■ **EXCERPTED TEXT**
□ □ □

# Wanted Keeled Ratsnake-Ptyas carinatus



## Southerncopperhead (Oct 5, 2011)

This snake or anything similar would be nice
: victory:


----------



## Moshpitviper (Oct 21, 2005)

These aren't DWA. try an ad in the classified section matey :2thumb:


----------



## slippery42 (Mar 23, 2008)

Moshpitviper said:


> These aren't DWA. try an ad in the classified section matey :2thumb:


you beat me to it, why place an advert in this section?


----------



## snappingchap (Jul 31, 2010)

please dont tell me this is intended as a "training snake"


----------



## mikeyb (May 8, 2011)

i dunno i spoke to Al aka viperkeeper about these due to there aggression and venom and he said these are as close to an elapid as you can get without it being an elapid ?


----------



## snappingchap (Jul 31, 2010)

nothing prepares you for the real deal though matey, i do appreciate why people consider "training snakes" as an option, however, as i said, there is no preperation that can prepare you for an arsy hot.....................


----------



## mikeyb (May 8, 2011)

i get that but have u ever seen one of these in an arsy mood theres a video on youtube somewhere of one chasing the owner round the room these are rear fanged and there venoms actually fairly dodgy they make boiga look like pussys


----------



## Southerncopperhead (Oct 5, 2011)

snappingchap said:


> nothing prepares you for the real deal though matey, i do appreciate why people consider "training snakes" as an option, however, as i said, there is no preperation that can prepare you for an arsy hot.....................


Yes but everyone says you need years of experience

but others are just saying start with a couple of copperheads and expand from there as there no training snakes that can prepare you for a venomous and no amount of research can prepare you for it eaither


----------



## Moshpitviper (Oct 21, 2005)

□ □ □

■ **TASK GOAL**
Can you duplicate, word for word, the part of the keeled ratsnake thread starting with "please dont tell" and going on through "an elapid ?"?

Rows from a layout dataset
□ □ □

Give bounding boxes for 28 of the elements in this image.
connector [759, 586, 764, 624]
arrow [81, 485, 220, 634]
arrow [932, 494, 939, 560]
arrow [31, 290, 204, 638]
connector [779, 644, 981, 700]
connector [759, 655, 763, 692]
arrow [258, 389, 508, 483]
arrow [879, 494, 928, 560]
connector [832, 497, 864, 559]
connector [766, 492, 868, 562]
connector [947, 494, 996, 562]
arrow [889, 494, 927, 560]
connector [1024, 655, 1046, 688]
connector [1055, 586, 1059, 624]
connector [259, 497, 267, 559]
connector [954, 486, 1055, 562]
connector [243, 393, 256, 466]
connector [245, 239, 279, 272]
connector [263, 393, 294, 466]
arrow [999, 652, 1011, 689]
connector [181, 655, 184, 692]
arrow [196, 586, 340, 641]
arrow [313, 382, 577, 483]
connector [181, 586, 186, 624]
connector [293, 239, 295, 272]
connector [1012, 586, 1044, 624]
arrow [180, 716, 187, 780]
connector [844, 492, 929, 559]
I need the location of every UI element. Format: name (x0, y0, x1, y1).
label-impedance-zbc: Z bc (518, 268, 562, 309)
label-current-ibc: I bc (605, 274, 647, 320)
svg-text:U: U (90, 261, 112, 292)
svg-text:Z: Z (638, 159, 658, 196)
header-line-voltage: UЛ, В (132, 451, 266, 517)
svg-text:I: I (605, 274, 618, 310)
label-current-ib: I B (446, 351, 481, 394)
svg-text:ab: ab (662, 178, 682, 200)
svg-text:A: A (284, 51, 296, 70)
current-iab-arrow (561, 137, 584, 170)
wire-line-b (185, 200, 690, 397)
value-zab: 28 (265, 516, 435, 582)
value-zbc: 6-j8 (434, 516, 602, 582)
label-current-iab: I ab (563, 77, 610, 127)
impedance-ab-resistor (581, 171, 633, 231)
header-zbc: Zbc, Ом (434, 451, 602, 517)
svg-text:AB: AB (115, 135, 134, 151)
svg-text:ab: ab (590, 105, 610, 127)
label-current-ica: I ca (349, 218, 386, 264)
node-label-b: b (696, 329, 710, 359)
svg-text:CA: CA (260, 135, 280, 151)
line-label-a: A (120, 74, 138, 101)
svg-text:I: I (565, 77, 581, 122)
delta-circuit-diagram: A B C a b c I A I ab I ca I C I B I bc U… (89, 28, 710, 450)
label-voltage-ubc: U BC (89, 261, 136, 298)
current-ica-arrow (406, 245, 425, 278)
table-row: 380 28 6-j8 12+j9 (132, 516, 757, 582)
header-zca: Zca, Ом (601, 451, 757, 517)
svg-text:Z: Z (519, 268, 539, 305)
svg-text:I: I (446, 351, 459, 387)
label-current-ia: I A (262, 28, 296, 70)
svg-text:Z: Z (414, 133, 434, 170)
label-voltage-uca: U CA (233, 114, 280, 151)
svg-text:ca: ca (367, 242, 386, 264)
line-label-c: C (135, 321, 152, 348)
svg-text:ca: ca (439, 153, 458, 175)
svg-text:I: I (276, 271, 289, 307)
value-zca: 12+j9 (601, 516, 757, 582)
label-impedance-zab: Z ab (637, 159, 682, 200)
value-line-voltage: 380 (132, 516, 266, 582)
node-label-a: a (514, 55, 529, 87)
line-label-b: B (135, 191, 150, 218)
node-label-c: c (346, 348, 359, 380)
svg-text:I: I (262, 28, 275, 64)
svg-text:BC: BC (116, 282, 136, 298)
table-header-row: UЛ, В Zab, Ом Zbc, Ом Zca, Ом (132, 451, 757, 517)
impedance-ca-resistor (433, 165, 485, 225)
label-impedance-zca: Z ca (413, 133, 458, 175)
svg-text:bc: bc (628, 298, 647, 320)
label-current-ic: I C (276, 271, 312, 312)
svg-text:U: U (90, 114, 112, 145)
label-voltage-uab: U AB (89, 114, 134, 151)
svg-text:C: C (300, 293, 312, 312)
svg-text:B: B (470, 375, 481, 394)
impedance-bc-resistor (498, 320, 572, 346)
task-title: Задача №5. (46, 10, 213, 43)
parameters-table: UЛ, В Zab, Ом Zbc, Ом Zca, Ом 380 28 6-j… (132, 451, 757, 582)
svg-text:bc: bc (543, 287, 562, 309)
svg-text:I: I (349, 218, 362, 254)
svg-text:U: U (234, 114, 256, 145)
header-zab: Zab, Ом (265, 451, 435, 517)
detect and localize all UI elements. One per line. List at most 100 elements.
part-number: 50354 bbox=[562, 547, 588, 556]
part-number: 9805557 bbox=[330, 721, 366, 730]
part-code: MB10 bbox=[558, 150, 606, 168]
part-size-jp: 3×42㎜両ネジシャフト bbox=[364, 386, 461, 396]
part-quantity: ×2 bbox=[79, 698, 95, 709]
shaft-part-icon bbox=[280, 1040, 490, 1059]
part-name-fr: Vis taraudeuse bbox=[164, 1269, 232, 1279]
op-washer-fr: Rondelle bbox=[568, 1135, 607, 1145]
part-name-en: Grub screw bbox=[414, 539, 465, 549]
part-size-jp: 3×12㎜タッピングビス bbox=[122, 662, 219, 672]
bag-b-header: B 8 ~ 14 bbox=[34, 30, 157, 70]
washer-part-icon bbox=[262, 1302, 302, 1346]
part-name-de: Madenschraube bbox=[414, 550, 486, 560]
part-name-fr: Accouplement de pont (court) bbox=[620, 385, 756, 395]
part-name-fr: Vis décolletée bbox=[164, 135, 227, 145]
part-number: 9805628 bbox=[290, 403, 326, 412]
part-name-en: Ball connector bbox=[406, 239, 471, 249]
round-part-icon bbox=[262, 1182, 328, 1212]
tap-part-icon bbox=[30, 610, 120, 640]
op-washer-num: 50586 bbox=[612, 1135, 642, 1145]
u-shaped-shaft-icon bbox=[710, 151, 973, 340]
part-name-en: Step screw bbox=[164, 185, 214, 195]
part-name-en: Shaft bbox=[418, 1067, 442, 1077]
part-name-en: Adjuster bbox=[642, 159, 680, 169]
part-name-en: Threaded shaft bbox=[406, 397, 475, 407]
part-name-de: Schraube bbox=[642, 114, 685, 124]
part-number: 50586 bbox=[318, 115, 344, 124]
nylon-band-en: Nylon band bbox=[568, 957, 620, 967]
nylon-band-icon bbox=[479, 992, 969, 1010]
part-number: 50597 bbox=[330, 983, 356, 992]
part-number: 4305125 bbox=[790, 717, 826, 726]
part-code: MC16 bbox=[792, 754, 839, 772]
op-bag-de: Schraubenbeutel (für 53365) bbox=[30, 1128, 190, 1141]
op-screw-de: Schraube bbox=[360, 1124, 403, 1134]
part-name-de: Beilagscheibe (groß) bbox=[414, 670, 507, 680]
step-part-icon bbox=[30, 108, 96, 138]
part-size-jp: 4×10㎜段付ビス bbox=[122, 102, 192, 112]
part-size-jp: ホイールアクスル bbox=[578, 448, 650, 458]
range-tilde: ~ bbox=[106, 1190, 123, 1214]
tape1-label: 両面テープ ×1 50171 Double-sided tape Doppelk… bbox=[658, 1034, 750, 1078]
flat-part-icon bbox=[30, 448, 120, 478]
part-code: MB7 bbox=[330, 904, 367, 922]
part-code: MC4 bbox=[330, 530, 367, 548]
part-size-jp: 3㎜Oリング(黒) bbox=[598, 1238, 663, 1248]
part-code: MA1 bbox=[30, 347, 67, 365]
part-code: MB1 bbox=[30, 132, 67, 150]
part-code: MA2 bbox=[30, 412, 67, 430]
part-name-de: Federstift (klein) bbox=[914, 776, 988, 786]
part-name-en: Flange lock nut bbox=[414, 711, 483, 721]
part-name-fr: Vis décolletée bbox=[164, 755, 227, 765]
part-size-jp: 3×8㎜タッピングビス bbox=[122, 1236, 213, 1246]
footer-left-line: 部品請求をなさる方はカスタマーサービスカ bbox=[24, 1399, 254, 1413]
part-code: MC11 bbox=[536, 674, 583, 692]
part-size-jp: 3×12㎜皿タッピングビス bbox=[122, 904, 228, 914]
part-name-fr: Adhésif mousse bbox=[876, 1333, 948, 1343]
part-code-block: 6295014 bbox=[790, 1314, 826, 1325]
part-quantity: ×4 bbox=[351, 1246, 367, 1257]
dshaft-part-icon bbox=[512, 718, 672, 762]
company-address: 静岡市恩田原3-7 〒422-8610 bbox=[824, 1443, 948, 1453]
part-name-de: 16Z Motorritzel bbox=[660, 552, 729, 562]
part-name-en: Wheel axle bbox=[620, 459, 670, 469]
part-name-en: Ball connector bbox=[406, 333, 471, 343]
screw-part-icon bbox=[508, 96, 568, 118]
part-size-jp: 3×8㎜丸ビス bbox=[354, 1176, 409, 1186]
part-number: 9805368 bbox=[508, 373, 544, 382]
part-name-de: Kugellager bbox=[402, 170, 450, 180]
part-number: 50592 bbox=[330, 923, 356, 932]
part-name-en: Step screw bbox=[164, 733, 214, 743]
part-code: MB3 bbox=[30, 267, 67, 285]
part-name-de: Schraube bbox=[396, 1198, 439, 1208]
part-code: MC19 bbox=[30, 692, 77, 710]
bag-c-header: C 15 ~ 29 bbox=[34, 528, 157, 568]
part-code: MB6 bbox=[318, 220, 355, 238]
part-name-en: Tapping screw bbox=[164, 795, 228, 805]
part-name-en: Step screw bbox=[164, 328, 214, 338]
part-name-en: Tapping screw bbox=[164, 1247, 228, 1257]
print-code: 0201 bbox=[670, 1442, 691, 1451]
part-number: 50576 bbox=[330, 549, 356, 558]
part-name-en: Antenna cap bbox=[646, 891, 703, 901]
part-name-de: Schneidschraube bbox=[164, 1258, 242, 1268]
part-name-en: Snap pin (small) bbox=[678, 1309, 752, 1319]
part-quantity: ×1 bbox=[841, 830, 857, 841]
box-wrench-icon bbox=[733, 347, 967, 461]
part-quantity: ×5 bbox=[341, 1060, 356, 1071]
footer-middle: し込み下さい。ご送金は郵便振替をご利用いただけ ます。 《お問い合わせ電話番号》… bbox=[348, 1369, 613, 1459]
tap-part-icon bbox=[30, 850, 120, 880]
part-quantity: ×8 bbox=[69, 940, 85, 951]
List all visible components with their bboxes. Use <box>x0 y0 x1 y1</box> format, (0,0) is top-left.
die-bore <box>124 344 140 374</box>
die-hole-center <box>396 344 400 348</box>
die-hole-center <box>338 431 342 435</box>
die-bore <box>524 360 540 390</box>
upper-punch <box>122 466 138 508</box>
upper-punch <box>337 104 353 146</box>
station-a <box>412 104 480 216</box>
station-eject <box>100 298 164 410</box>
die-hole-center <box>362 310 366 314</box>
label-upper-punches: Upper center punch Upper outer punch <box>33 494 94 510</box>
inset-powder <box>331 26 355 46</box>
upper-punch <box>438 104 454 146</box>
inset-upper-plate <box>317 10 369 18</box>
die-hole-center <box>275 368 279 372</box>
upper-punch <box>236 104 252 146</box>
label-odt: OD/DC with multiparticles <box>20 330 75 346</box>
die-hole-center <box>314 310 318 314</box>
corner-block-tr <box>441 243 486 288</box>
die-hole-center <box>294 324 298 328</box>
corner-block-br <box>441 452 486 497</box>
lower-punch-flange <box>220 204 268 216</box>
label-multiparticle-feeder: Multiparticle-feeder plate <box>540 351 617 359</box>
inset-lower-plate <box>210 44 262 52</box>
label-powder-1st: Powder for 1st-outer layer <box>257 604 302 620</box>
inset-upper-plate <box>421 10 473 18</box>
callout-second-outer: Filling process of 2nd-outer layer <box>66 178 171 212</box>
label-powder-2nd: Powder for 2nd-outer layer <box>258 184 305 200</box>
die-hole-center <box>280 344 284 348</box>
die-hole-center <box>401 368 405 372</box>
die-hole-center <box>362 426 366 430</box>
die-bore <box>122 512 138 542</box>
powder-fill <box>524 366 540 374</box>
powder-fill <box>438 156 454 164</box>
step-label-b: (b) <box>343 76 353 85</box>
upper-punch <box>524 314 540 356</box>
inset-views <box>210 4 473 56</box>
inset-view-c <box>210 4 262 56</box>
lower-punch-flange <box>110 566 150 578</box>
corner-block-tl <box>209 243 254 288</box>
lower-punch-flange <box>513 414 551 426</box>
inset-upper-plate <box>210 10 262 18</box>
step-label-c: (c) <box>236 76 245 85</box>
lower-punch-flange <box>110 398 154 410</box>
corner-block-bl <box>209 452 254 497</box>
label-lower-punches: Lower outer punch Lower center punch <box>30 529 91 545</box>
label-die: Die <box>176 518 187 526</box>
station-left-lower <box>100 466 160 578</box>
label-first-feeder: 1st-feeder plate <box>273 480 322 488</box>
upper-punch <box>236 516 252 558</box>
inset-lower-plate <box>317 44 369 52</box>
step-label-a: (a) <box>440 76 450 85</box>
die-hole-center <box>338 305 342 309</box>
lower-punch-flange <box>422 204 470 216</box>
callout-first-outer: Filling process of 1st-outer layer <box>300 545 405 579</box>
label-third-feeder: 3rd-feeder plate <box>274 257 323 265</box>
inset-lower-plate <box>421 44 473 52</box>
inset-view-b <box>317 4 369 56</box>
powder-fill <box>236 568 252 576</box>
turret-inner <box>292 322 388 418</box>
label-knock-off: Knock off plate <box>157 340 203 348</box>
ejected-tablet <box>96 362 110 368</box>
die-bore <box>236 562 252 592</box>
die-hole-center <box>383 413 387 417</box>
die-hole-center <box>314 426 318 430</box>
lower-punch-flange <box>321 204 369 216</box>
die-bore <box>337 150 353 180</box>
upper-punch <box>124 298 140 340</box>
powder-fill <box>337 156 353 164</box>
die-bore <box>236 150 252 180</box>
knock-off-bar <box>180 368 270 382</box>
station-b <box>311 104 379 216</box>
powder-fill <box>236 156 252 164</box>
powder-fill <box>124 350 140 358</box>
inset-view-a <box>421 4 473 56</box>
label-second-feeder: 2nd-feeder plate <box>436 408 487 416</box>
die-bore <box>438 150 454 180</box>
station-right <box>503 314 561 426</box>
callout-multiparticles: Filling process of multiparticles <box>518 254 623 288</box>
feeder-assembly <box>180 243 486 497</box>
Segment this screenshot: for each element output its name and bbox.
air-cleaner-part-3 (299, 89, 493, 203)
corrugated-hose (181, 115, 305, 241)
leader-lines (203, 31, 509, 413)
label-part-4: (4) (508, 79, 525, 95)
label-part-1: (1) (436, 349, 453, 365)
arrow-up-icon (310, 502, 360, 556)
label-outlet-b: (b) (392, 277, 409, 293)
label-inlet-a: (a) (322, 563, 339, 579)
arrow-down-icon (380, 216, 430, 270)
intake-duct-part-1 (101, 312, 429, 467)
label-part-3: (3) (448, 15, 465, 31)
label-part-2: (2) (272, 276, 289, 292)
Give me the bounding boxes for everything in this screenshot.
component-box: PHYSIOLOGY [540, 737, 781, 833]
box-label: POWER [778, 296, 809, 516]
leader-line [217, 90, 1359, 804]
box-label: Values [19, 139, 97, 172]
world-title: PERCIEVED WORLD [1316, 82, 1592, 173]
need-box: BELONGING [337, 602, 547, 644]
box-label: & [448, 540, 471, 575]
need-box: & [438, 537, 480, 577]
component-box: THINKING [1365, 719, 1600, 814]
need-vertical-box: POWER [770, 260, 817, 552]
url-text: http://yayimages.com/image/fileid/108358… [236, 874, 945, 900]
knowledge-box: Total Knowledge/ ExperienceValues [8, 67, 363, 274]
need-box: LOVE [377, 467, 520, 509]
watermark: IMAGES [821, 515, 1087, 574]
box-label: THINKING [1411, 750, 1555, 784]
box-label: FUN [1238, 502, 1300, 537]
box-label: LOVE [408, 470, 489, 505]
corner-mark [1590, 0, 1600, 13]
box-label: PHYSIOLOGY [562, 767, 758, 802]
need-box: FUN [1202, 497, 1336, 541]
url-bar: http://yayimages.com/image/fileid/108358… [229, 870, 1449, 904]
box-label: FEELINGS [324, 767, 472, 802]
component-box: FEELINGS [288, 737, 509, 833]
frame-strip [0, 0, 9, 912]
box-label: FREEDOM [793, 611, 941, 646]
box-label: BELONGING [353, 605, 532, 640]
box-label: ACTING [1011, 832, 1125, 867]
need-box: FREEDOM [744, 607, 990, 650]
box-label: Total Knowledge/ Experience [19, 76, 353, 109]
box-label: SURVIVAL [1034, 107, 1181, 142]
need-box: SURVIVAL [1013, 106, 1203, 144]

□ □ □

■ **ANSWER TO THE PROBLEM**
please dont tell me this is intended as a "training snake"


----------



## mikeyb (May 8, 2011)

i dunno i spoke to Al aka viperkeeper about these due to there aggression and venom and he said these are as close to an elapid as you can get without it being an elapid ?